■ Dataset rows about figures ■
━━━━━━━━━━━━━━━━━━━━━━━━━━━━━━
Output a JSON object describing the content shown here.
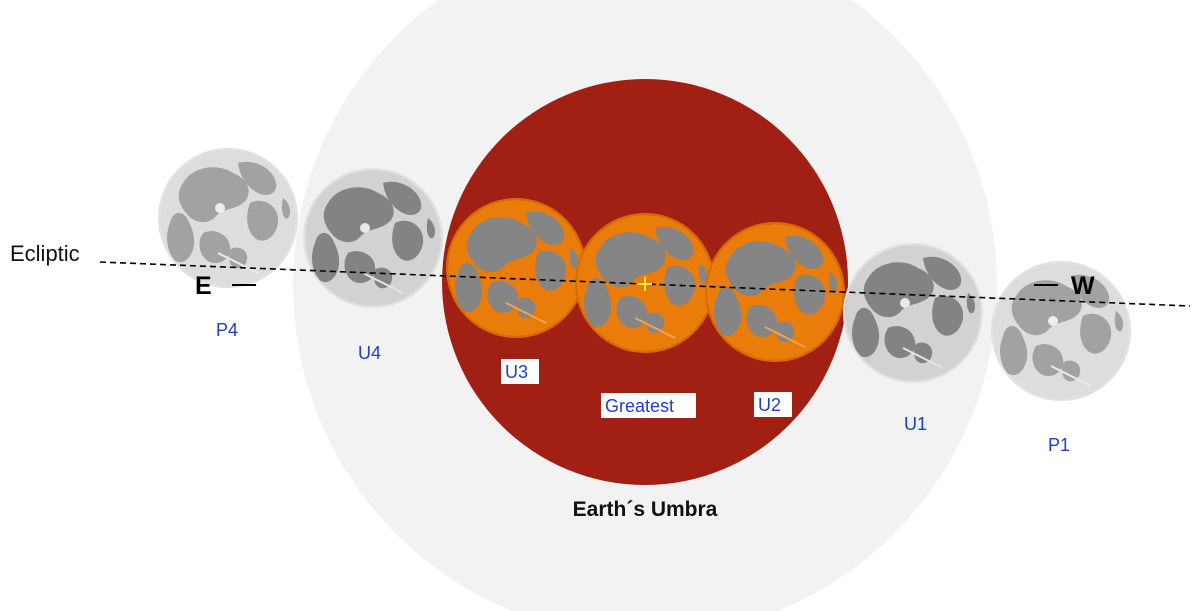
{
  "labels": {
    "ecliptic": "Ecliptic",
    "east": "E",
    "west": "W",
    "umbra": "Earth´s Umbra"
  },
  "moons": [
    {
      "id": "P4",
      "label": "P4",
      "state": "penumbral"
    },
    {
      "id": "U4",
      "label": "U4",
      "state": "penumbral"
    },
    {
      "id": "U3",
      "label": "U3",
      "state": "umbral"
    },
    {
      "id": "Greatest",
      "label": "Greatest",
      "state": "umbral"
    },
    {
      "id": "U2",
      "label": "U2",
      "state": "umbral"
    },
    {
      "id": "U1",
      "label": "U1",
      "state": "penumbral"
    },
    {
      "id": "P1",
      "label": "P1",
      "state": "penumbral"
    }
  ],
  "colors": {
    "penumbra": "#f2f2f2",
    "umbra": "#a21f14",
    "umbral_moon": "#ea7c0a",
    "moon_surface": "#d2d2d2",
    "maria": "#828282",
    "label_blue": "#1f3fc4",
    "center_marker": "#ffe74d"
  }
}
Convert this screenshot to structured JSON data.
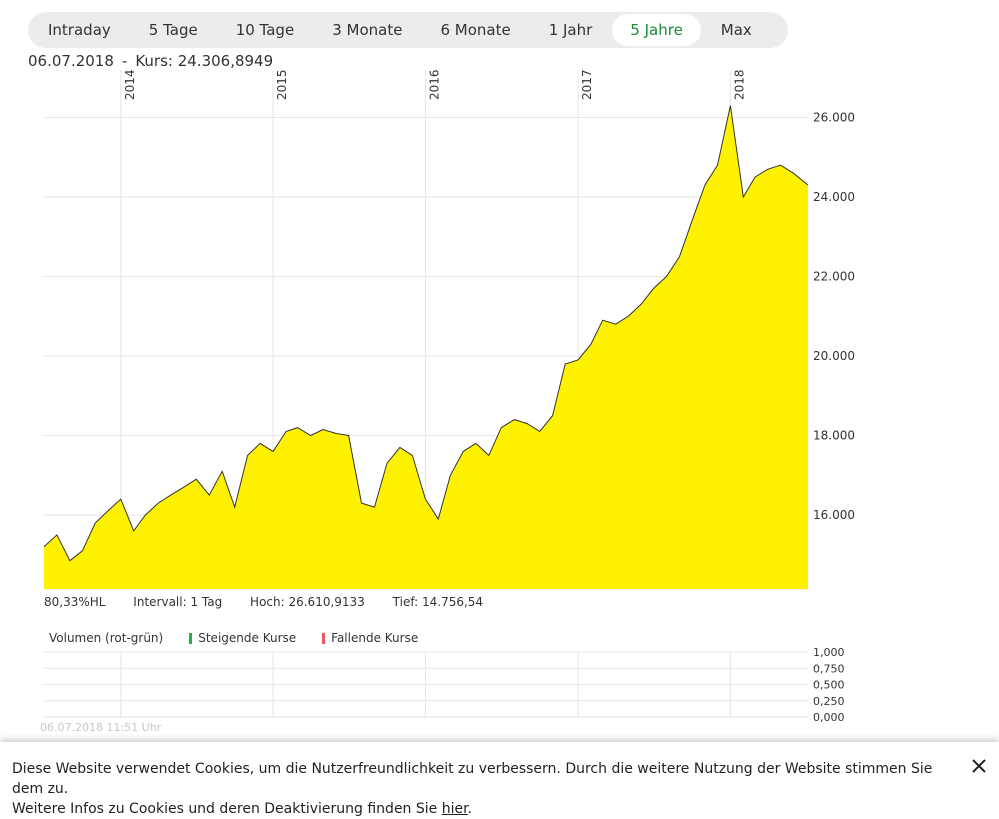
{
  "tabs": [
    {
      "label": "Intraday",
      "active": false
    },
    {
      "label": "5 Tage",
      "active": false
    },
    {
      "label": "10 Tage",
      "active": false
    },
    {
      "label": "3 Monate",
      "active": false
    },
    {
      "label": "6 Monate",
      "active": false
    },
    {
      "label": "1 Jahr",
      "active": false
    },
    {
      "label": "5 Jahre",
      "active": true
    },
    {
      "label": "Max",
      "active": false
    }
  ],
  "quote": {
    "date": "06.07.2018",
    "separator": "-",
    "price_text": "Kurs: 24.306,8949"
  },
  "stats": {
    "hl": "80,33%HL",
    "interval": "Intervall: 1 Tag",
    "high": "Hoch: 26.610,9133",
    "low": "Tief:  14.756,54"
  },
  "volume": {
    "title": "Volumen (rot-grün)",
    "rising_label": "Steigende Kurse",
    "falling_label": "Fallende Kurse"
  },
  "timestamp": "06.07.2018 11:51 Uhr",
  "cookie": {
    "text_line1": "Diese Website verwendet Cookies, um die Nutzerfreundlichkeit zu verbessern. Durch die weitere Nutzung der Website stimmen Sie dem zu.",
    "text_line2_prefix": "Weitere Infos zu Cookies und deren Deaktivierung finden Sie",
    "link_text": "hier",
    "text_line2_suffix": ".",
    "close_icon": "close-icon"
  },
  "colors": {
    "fill": "#fff200",
    "line": "#333333",
    "accent": "#1a8a3a",
    "rising": "#22b14c",
    "falling": "#ee5566",
    "grid": "#e6e6e6"
  },
  "chart_data": [
    {
      "type": "area",
      "title": "",
      "x_ticks": [
        "2014",
        "2015",
        "2016",
        "2017",
        "2018"
      ],
      "y_ticks": [
        "16.000",
        "18.000",
        "20.000",
        "22.000",
        "24.000",
        "26.000"
      ],
      "ylim": [
        14000,
        27000
      ],
      "x": [
        "2013-07",
        "2013-08",
        "2013-09",
        "2013-10",
        "2013-11",
        "2013-12",
        "2014-01",
        "2014-02",
        "2014-03",
        "2014-04",
        "2014-05",
        "2014-06",
        "2014-07",
        "2014-08",
        "2014-09",
        "2014-10",
        "2014-11",
        "2014-12",
        "2015-01",
        "2015-02",
        "2015-03",
        "2015-04",
        "2015-05",
        "2015-06",
        "2015-07",
        "2015-08",
        "2015-09",
        "2015-10",
        "2015-11",
        "2015-12",
        "2016-01",
        "2016-02",
        "2016-03",
        "2016-04",
        "2016-05",
        "2016-06",
        "2016-07",
        "2016-08",
        "2016-09",
        "2016-10",
        "2016-11",
        "2016-12",
        "2017-01",
        "2017-02",
        "2017-03",
        "2017-04",
        "2017-05",
        "2017-06",
        "2017-07",
        "2017-08",
        "2017-09",
        "2017-10",
        "2017-11",
        "2017-12",
        "2018-01",
        "2018-02",
        "2018-03",
        "2018-04",
        "2018-05",
        "2018-06",
        "2018-07"
      ],
      "series": [
        {
          "values": [
            15200,
            15500,
            14850,
            15100,
            15800,
            16100,
            16400,
            15600,
            16000,
            16300,
            16500,
            16700,
            16900,
            16500,
            17100,
            16200,
            17500,
            17800,
            17600,
            18100,
            18200,
            18000,
            18150,
            18050,
            18000,
            16300,
            16200,
            17300,
            17700,
            17500,
            16400,
            15900,
            17000,
            17600,
            17800,
            17500,
            18200,
            18400,
            18300,
            18100,
            18500,
            19800,
            19900,
            20300,
            20900,
            20800,
            21000,
            21300,
            21700,
            22000,
            22500,
            23400,
            24300,
            24800,
            26300,
            24000,
            24500,
            24700,
            24800,
            24600,
            24300
          ]
        }
      ],
      "grid": true
    },
    {
      "type": "bar",
      "title": "Volumen (rot-grün)",
      "y_ticks": [
        "0,000",
        "0,250",
        "0,500",
        "0,750",
        "1,000"
      ],
      "ylim": [
        0,
        1
      ],
      "grid": true
    }
  ]
}
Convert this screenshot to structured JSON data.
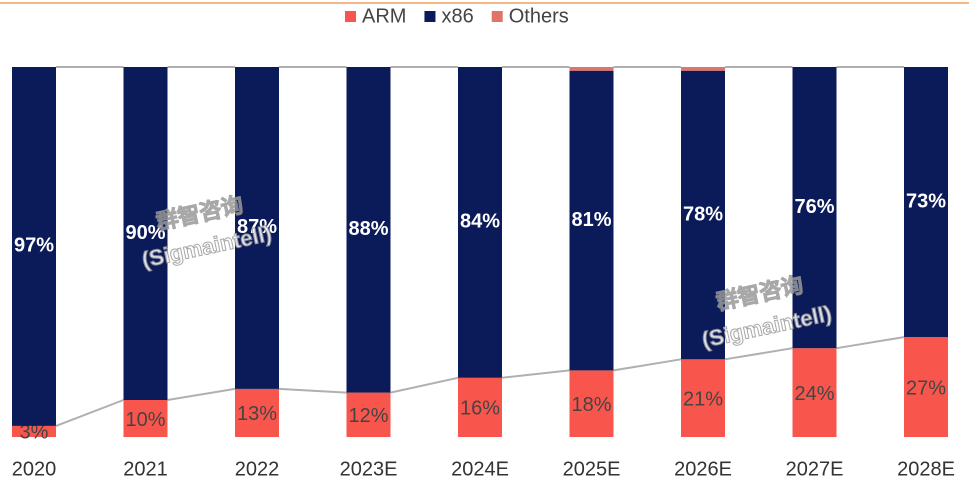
━━━━━━━━━━━━━━━━━━━━━━━━━━━━━━
■ WRITTEN REQUEST ■
Quote every record above exactly, leaving out the pictures.

■ FULL SOLUTION ■
Output a JSON object describing the content shown here.
{
  "labels": {
    "ecliptic": "Ecliptic",
    "east": "E",
    "west": "W",
    "umbra": "Earth´s Umbra"
  },
  "moons": [
    {
      "id": "P4",
      "label": "P4",
      "state": "penumbral"
    },
    {
      "id": "U4",
      "label": "U4",
      "state": "penumbral"
    },
    {
      "id": "U3",
      "label": "U3",
      "state": "umbral"
    },
    {
      "id": "Greatest",
      "label": "Greatest",
      "state": "umbral"
    },
    {
      "id": "U2",
      "label": "U2",
      "state": "umbral"
    },
    {
      "id": "U1",
      "label": "U1",
      "state": "penumbral"
    },
    {
      "id": "P1",
      "label": "P1",
      "state": "penumbral"
    }
  ],
  "colors": {
    "penumbra": "#f2f2f2",
    "umbra": "#a21f14",
    "umbral_moon": "#ea7c0a",
    "moon_surface": "#d2d2d2",
    "maria": "#828282",
    "label_blue": "#1f3fc4",
    "center_marker": "#ffe74d"
  }
}
Convert this screenshot to structured JSON data.
{
  "tabs": [
    {
      "label": "Intraday",
      "active": false
    },
    {
      "label": "5 Tage",
      "active": false
    },
    {
      "label": "10 Tage",
      "active": false
    },
    {
      "label": "3 Monate",
      "active": false
    },
    {
      "label": "6 Monate",
      "active": false
    },
    {
      "label": "1 Jahr",
      "active": false
    },
    {
      "label": "5 Jahre",
      "active": true
    },
    {
      "label": "Max",
      "active": false
    }
  ],
  "quote": {
    "date": "06.07.2018",
    "separator": "-",
    "price_text": "Kurs: 24.306,8949"
  },
  "stats": {
    "hl": "80,33%HL",
    "interval": "Intervall: 1 Tag",
    "high": "Hoch: 26.610,9133",
    "low": "Tief:  14.756,54"
  },
  "volume": {
    "title": "Volumen (rot-grün)",
    "rising_label": "Steigende Kurse",
    "falling_label": "Fallende Kurse"
  },
  "timestamp": "06.07.2018 11:51 Uhr",
  "cookie": {
    "text_line1": "Diese Website verwendet Cookies, um die Nutzerfreundlichkeit zu verbessern. Durch die weitere Nutzung der Website stimmen Sie dem zu.",
    "text_line2_prefix": "Weitere Infos zu Cookies und deren Deaktivierung finden Sie",
    "link_text": "hier",
    "text_line2_suffix": ".",
    "close_icon": "close-icon"
  },
  "colors": {
    "fill": "#fff200",
    "line": "#333333",
    "accent": "#1a8a3a",
    "rising": "#22b14c",
    "falling": "#ee5566",
    "grid": "#e6e6e6"
  },
  "chart_data": [
    {
      "type": "area",
      "title": "",
      "x_ticks": [
        "2014",
        "2015",
        "2016",
        "2017",
        "2018"
      ],
      "y_ticks": [
        "16.000",
        "18.000",
        "20.000",
        "22.000",
        "24.000",
        "26.000"
      ],
      "ylim": [
        14000,
        27000
      ],
      "x": [
        "2013-07",
        "2013-08",
        "2013-09",
        "2013-10",
        "2013-11",
        "2013-12",
        "2014-01",
        "2014-02",
        "2014-03",
        "2014-04",
        "2014-05",
        "2014-06",
        "2014-07",
        "2014-08",
        "2014-09",
        "2014-10",
        "2014-11",
        "2014-12",
        "2015-01",
        "2015-02",
        "2015-03",
        "2015-04",
        "2015-05",
        "2015-06",
        "2015-07",
        "2015-08",
        "2015-09",
        "2015-10",
        "2015-11",
        "2015-12",
        "2016-01",
        "2016-02",
        "2016-03",
        "2016-04",
        "2016-05",
        "2016-06",
        "2016-07",
        "2016-08",
        "2016-09",
        "2016-10",
        "2016-11",
        "2016-12",
        "2017-01",
        "2017-02",
        "2017-03",
        "2017-04",
        "2017-05",
        "2017-06",
        "2017-07",
        "2017-08",
        "2017-09",
        "2017-10",
        "2017-11",
        "2017-12",
        "2018-01",
        "2018-02",
        "2018-03",
        "2018-04",
        "2018-05",
        "2018-06",
        "2018-07"
      ],
      "series": [
        {
          "values": [
            15200,
            15500,
            14850,
            15100,
            15800,
            16100,
            16400,
            15600,
            16000,
            16300,
            16500,
            16700,
            16900,
            16500,
            17100,
            16200,
            17500,
            17800,
            17600,
            18100,
            18200,
            18000,
            18150,
            18050,
            18000,
            16300,
            16200,
            17300,
            17700,
            17500,
            16400,
            15900,
            17000,
            17600,
            17800,
            17500,
            18200,
            18400,
            18300,
            18100,
            18500,
            19800,
            19900,
            20300,
            20900,
            20800,
            21000,
            21300,
            21700,
            22000,
            22500,
            23400,
            24300,
            24800,
            26300,
            24000,
            24500,
            24700,
            24800,
            24600,
            24300
          ]
        }
      ],
      "grid": true
    },
    {
      "type": "bar",
      "title": "Volumen (rot-grün)",
      "y_ticks": [
        "0,000",
        "0,250",
        "0,500",
        "0,750",
        "1,000"
      ],
      "ylim": [
        0,
        1
      ],
      "grid": true
    }
  ]
}
Convert this screenshot to structured JSON data.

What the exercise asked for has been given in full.